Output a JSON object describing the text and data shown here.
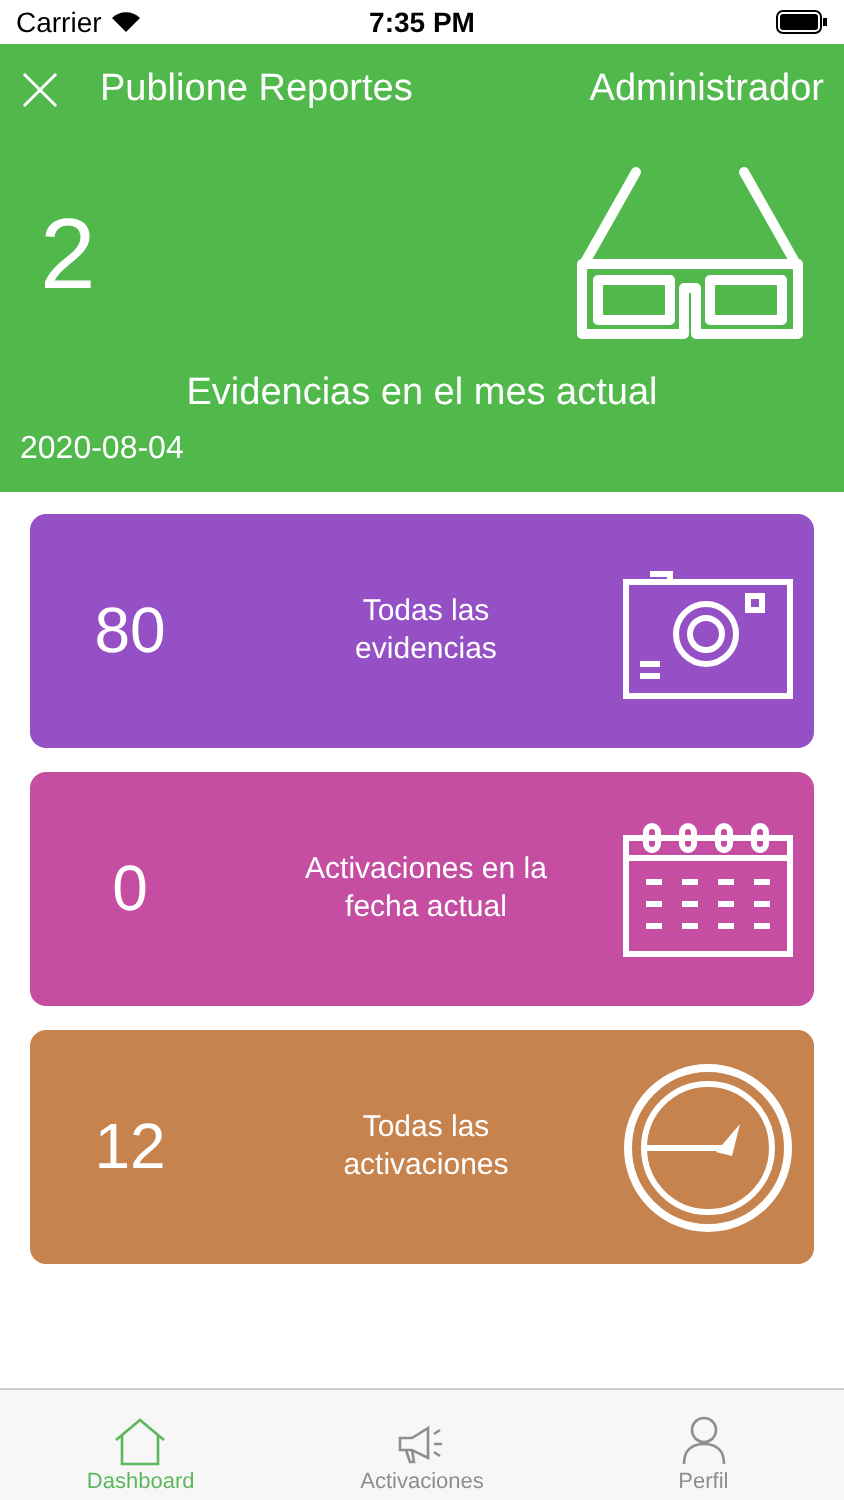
{
  "status_bar": {
    "carrier": "Carrier",
    "time": "7:35 PM"
  },
  "header": {
    "title": "Publione Reportes",
    "user": "Administrador",
    "count": "2",
    "caption": "Evidencias en el mes actual",
    "date": "2020-08-04"
  },
  "cards": [
    {
      "kind": "camera",
      "count": "80",
      "label": "Todas las evidencias",
      "color": "#9450c4"
    },
    {
      "kind": "calendar",
      "count": "0",
      "label": "Activaciones en la fecha actual",
      "color": "#c54ea3"
    },
    {
      "kind": "gauge",
      "count": "12",
      "label": "Todas las activaciones",
      "color": "#c6834e"
    }
  ],
  "tabs": [
    {
      "kind": "home",
      "label": "Dashboard",
      "selected": true
    },
    {
      "kind": "megaphone",
      "label": "Activaciones",
      "selected": false
    },
    {
      "kind": "person",
      "label": "Perfil",
      "selected": false
    }
  ]
}
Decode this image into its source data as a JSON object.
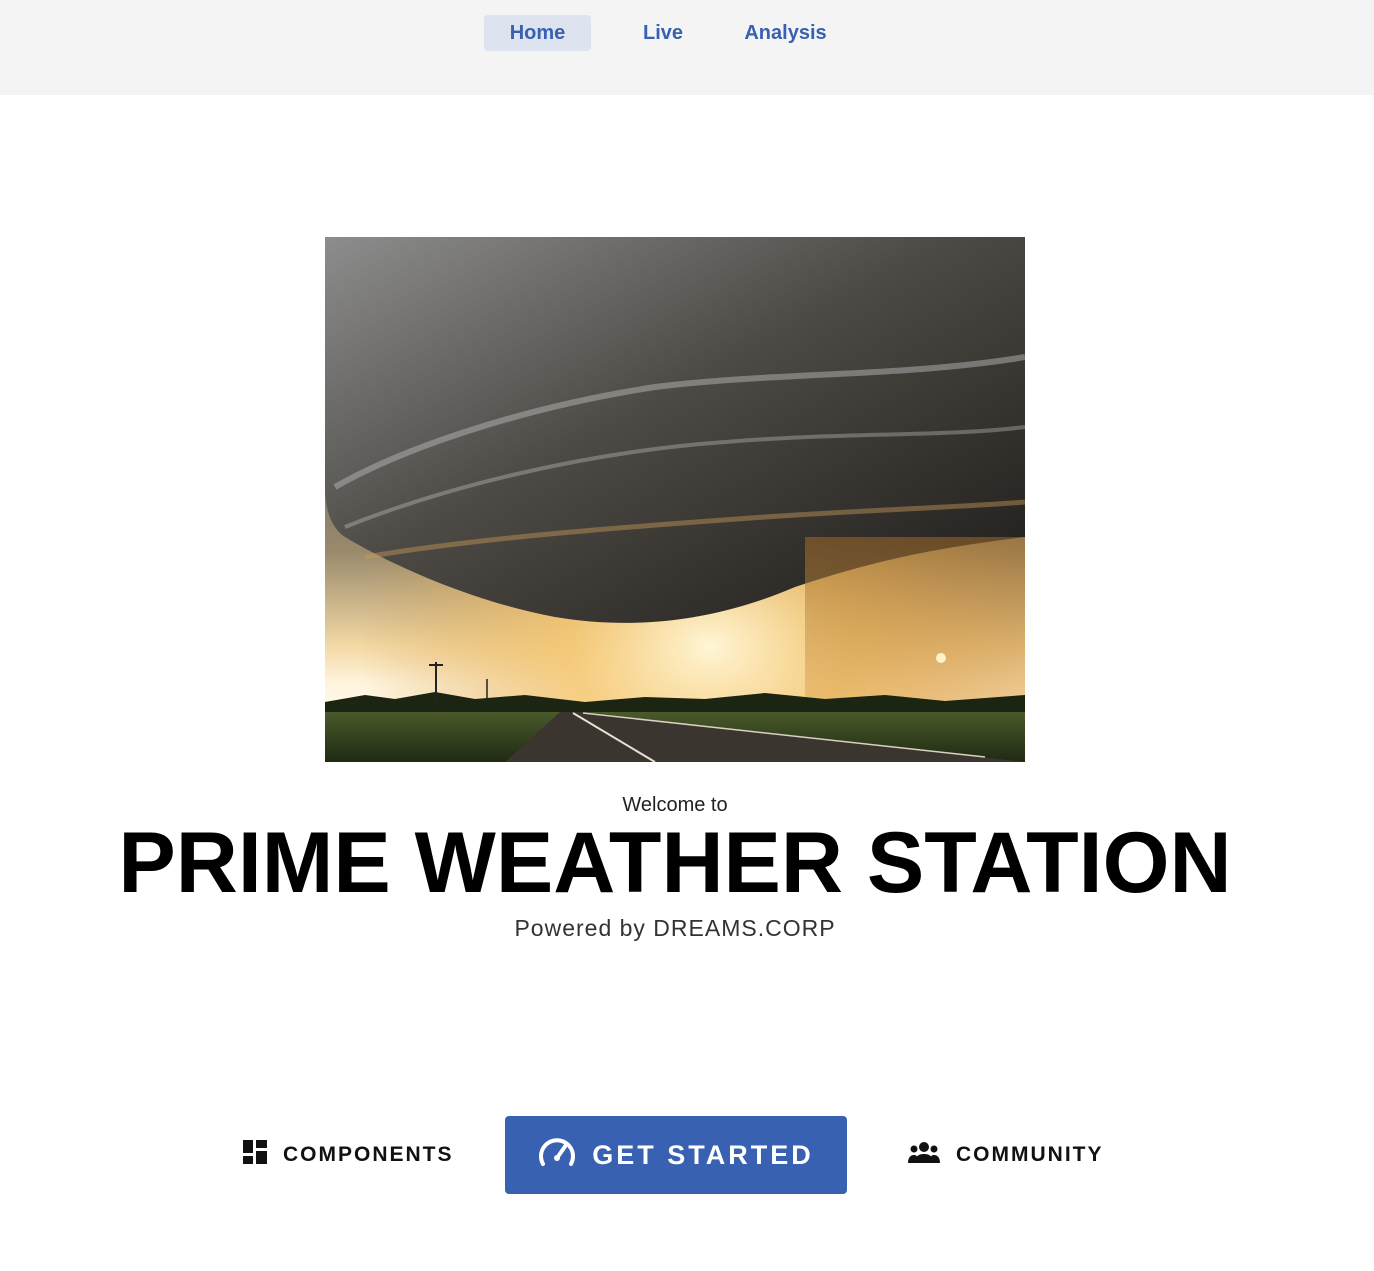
{
  "nav": {
    "items": [
      {
        "label": "Home",
        "active": true
      },
      {
        "label": "Live",
        "active": false
      },
      {
        "label": "Analysis",
        "active": false
      }
    ]
  },
  "hero": {
    "image_alt_icon": "storm-photo"
  },
  "heading": {
    "welcome": "Welcome to",
    "title": "PRIME WEATHER STATION",
    "subtitle": "Powered by DREAMS.CORP"
  },
  "actions": {
    "components_label": "COMPONENTS",
    "components_icon": "dashboard-icon",
    "get_started_label": "GET STARTED",
    "get_started_icon": "speedometer-icon",
    "community_label": "COMMUNITY",
    "community_icon": "people-icon"
  },
  "colors": {
    "accent": "#3961b1",
    "nav_active_bg": "#dde3ef",
    "topbar_bg": "#f4f4f4"
  }
}
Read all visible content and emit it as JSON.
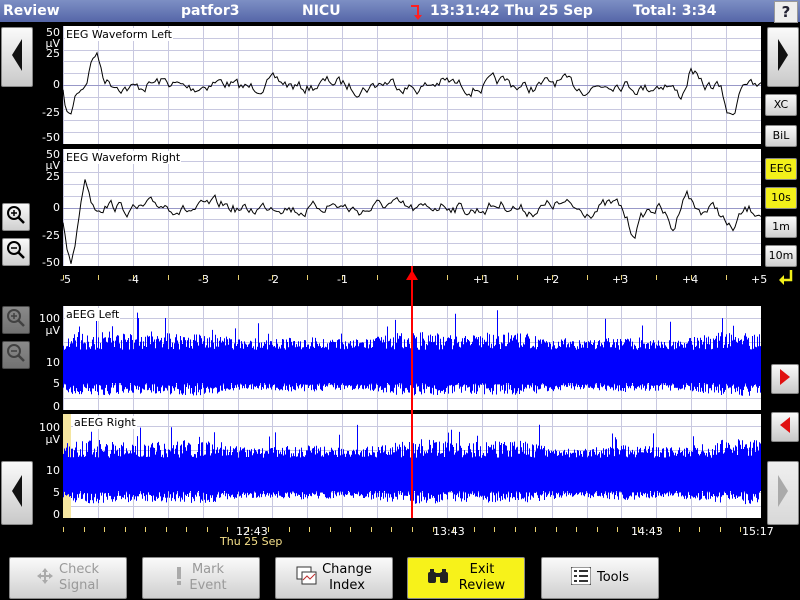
{
  "header": {
    "mode": "Review",
    "patient": "patfor3",
    "unit": "NICU",
    "timestamp": "13:31:42 Thu 25 Sep",
    "total": "Total: 3:34",
    "help_label": "?"
  },
  "eeg_left": {
    "title": "EEG Waveform Left",
    "unit": "µV",
    "y_ticks": [
      "50",
      "25",
      "0",
      "-25",
      "-50"
    ]
  },
  "eeg_right": {
    "title": "EEG Waveform Right",
    "unit": "µV",
    "y_ticks": [
      "50",
      "25",
      "0",
      "-25",
      "-50"
    ]
  },
  "eeg_time_axis": [
    "-5",
    "-4",
    "-3",
    "-2",
    "-1",
    "+1",
    "+2",
    "+3",
    "+4",
    "+5"
  ],
  "aeeg_left": {
    "title": "aEEG Left",
    "unit": "µV",
    "y_ticks": [
      "100",
      "10",
      "5",
      "0"
    ]
  },
  "aeeg_right": {
    "title": "aEEG Right",
    "unit": "µV",
    "y_ticks": [
      "100",
      "10",
      "5",
      "0"
    ]
  },
  "aeeg_time_axis": {
    "t1": "12:43",
    "t1_date": "Thu 25 Sep",
    "t2": "13:43",
    "t3": "14:43",
    "t4": "15:17"
  },
  "side_buttons": {
    "xc": "XC",
    "bil": "BiL",
    "eeg": "EEG",
    "s10": "10s",
    "m1": "1m",
    "m10": "10m"
  },
  "toolbar": {
    "check_signal": "Check\nSignal",
    "mark_event": "Mark\nEvent",
    "change_index": "Change\nIndex",
    "exit_review": "Exit\nReview",
    "tools": "Tools"
  },
  "colors": {
    "header_bg": "#6576b6",
    "waveform": "#000000",
    "aeeg_trace": "#0000ff",
    "cursor": "#ff0000",
    "highlight_button": "#f2f01a",
    "date_label": "#f5e08a"
  }
}
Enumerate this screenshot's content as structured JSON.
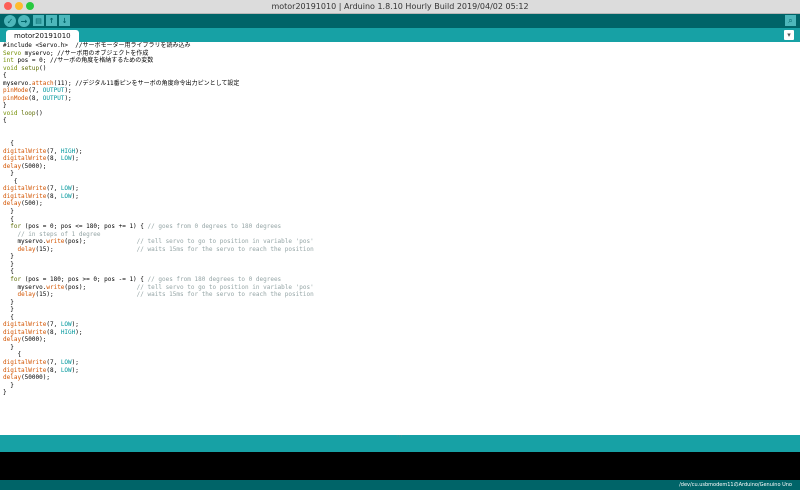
{
  "window": {
    "title": "motor20191010 | Arduino 1.8.10 Hourly Build 2019/04/02 05:12",
    "traffic_lights": {
      "close": "#fd5f57",
      "minimize": "#febb2e",
      "zoom": "#28c940"
    }
  },
  "toolbar": {
    "buttons": [
      {
        "name": "verify-button",
        "icon": "check-icon",
        "glyph": "✓"
      },
      {
        "name": "upload-button",
        "icon": "arrow-right-icon",
        "glyph": "→"
      },
      {
        "name": "new-button",
        "icon": "new-file-icon",
        "glyph": "▤"
      },
      {
        "name": "open-button",
        "icon": "arrow-up-icon",
        "glyph": "↑"
      },
      {
        "name": "save-button",
        "icon": "arrow-down-icon",
        "glyph": "↓"
      }
    ],
    "serial_monitor": {
      "icon": "magnifier-icon",
      "glyph": "⌕"
    }
  },
  "tabs": [
    {
      "label": "motor20191010",
      "active": true
    }
  ],
  "tab_menu": {
    "icon": "menu-icon",
    "glyph": "▾"
  },
  "editor": {
    "lines": [
      [
        [
          "#include <Servo.h>  //サーボモーター用ライブラリを読み込み",
          "t"
        ]
      ],
      [
        [
          "Servo",
          "kg"
        ],
        [
          " myservo; //サーボ用のオブジェクトを作成",
          "t"
        ]
      ],
      [
        [
          "int",
          "kg"
        ],
        [
          " pos = 0; //サーボの角度を格納するための変数",
          "t"
        ]
      ],
      [
        [
          "void",
          "kg"
        ],
        [
          " ",
          "t"
        ],
        [
          "setup",
          "kw"
        ],
        [
          "()",
          "t"
        ]
      ],
      [
        [
          "{",
          "t"
        ]
      ],
      [
        [
          "myservo.",
          "t"
        ],
        [
          "attach",
          "fn"
        ],
        [
          "(11); //デジタル11番ピンをサーボの角度命令出力ピンとして設定",
          "t"
        ]
      ],
      [
        [
          "pinMode",
          "fn"
        ],
        [
          "(7, ",
          "t"
        ],
        [
          "OUTPUT",
          "cn"
        ],
        [
          ");",
          "t"
        ]
      ],
      [
        [
          "pinMode",
          "fn"
        ],
        [
          "(8, ",
          "t"
        ],
        [
          "OUTPUT",
          "cn"
        ],
        [
          ");",
          "t"
        ]
      ],
      [
        [
          "}",
          "t"
        ]
      ],
      [
        [
          "void",
          "kg"
        ],
        [
          " ",
          "t"
        ],
        [
          "loop",
          "kw"
        ],
        [
          "()",
          "t"
        ]
      ],
      [
        [
          "{",
          "t"
        ]
      ],
      [],
      [],
      [
        [
          "  {",
          "t"
        ]
      ],
      [
        [
          "digitalWrite",
          "fn"
        ],
        [
          "(7, ",
          "t"
        ],
        [
          "HIGH",
          "cn"
        ],
        [
          ");",
          "t"
        ]
      ],
      [
        [
          "digitalWrite",
          "fn"
        ],
        [
          "(8, ",
          "t"
        ],
        [
          "LOW",
          "cn"
        ],
        [
          ");",
          "t"
        ]
      ],
      [
        [
          "delay",
          "fn"
        ],
        [
          "(5000);",
          "t"
        ]
      ],
      [
        [
          "  }",
          "t"
        ]
      ],
      [
        [
          "   {",
          "t"
        ]
      ],
      [
        [
          "digitalWrite",
          "fn"
        ],
        [
          "(7, ",
          "t"
        ],
        [
          "LOW",
          "cn"
        ],
        [
          ");",
          "t"
        ]
      ],
      [
        [
          "digitalWrite",
          "fn"
        ],
        [
          "(8, ",
          "t"
        ],
        [
          "LOW",
          "cn"
        ],
        [
          ");",
          "t"
        ]
      ],
      [
        [
          "delay",
          "fn"
        ],
        [
          "(500);",
          "t"
        ]
      ],
      [
        [
          "  }",
          "t"
        ]
      ],
      [
        [
          "  {",
          "t"
        ]
      ],
      [
        [
          "  ",
          "t"
        ],
        [
          "for",
          "kw"
        ],
        [
          " (pos = 0; pos <= 180; pos += 1) { ",
          "t"
        ],
        [
          "// goes from 0 degrees to 180 degrees",
          "cm"
        ]
      ],
      [
        [
          "    ",
          "t"
        ],
        [
          "// in steps of 1 degree",
          "cm"
        ]
      ],
      [
        [
          "    myservo.",
          "t"
        ],
        [
          "write",
          "fn"
        ],
        [
          "(pos);              ",
          "t"
        ],
        [
          "// tell servo to go to position in variable 'pos'",
          "cm"
        ]
      ],
      [
        [
          "    ",
          "t"
        ],
        [
          "delay",
          "fn"
        ],
        [
          "(15);                       ",
          "t"
        ],
        [
          "// waits 15ms for the servo to reach the position",
          "cm"
        ]
      ],
      [
        [
          "  }",
          "t"
        ]
      ],
      [
        [
          "  }",
          "t"
        ]
      ],
      [
        [
          "  {",
          "t"
        ]
      ],
      [
        [
          "  ",
          "t"
        ],
        [
          "for",
          "kw"
        ],
        [
          " (pos = 180; pos >= 0; pos -= 1) { ",
          "t"
        ],
        [
          "// goes from 180 degrees to 0 degrees",
          "cm"
        ]
      ],
      [
        [
          "    myservo.",
          "t"
        ],
        [
          "write",
          "fn"
        ],
        [
          "(pos);              ",
          "t"
        ],
        [
          "// tell servo to go to position in variable 'pos'",
          "cm"
        ]
      ],
      [
        [
          "    ",
          "t"
        ],
        [
          "delay",
          "fn"
        ],
        [
          "(15);                       ",
          "t"
        ],
        [
          "// waits 15ms for the servo to reach the position",
          "cm"
        ]
      ],
      [
        [
          "  }",
          "t"
        ]
      ],
      [
        [
          "  }",
          "t"
        ]
      ],
      [
        [
          "  {",
          "t"
        ]
      ],
      [
        [
          "digitalWrite",
          "fn"
        ],
        [
          "(7, ",
          "t"
        ],
        [
          "LOW",
          "cn"
        ],
        [
          ");",
          "t"
        ]
      ],
      [
        [
          "digitalWrite",
          "fn"
        ],
        [
          "(8, ",
          "t"
        ],
        [
          "HIGH",
          "cn"
        ],
        [
          ");",
          "t"
        ]
      ],
      [
        [
          "delay",
          "fn"
        ],
        [
          "(5000);",
          "t"
        ]
      ],
      [
        [
          "  }",
          "t"
        ]
      ],
      [
        [
          "    {",
          "t"
        ]
      ],
      [
        [
          "digitalWrite",
          "fn"
        ],
        [
          "(7, ",
          "t"
        ],
        [
          "LOW",
          "cn"
        ],
        [
          ");",
          "t"
        ]
      ],
      [
        [
          "digitalWrite",
          "fn"
        ],
        [
          "(8, ",
          "t"
        ],
        [
          "LOW",
          "cn"
        ],
        [
          ");",
          "t"
        ]
      ],
      [
        [
          "delay",
          "fn"
        ],
        [
          "(50000);",
          "t"
        ]
      ],
      [
        [
          "  }",
          "t"
        ]
      ],
      [
        [
          "}",
          "t"
        ]
      ]
    ]
  },
  "divider": {
    "glyph": "⋯"
  },
  "status": {
    "port": "/dev/cu.usbmodem11のArduino/Genuino Uno"
  },
  "colors": {
    "toolbar": "#006468",
    "tabbar": "#17a1a5",
    "button": "#4db7bb"
  }
}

__________________________________________________

YOUR TASK
Gather all lines from the records above in which "this" appears.

OUTPUT OF THE TASK
Decode this image into its source data as a JSON object.
Enumerate this screenshot's content as structured JSON.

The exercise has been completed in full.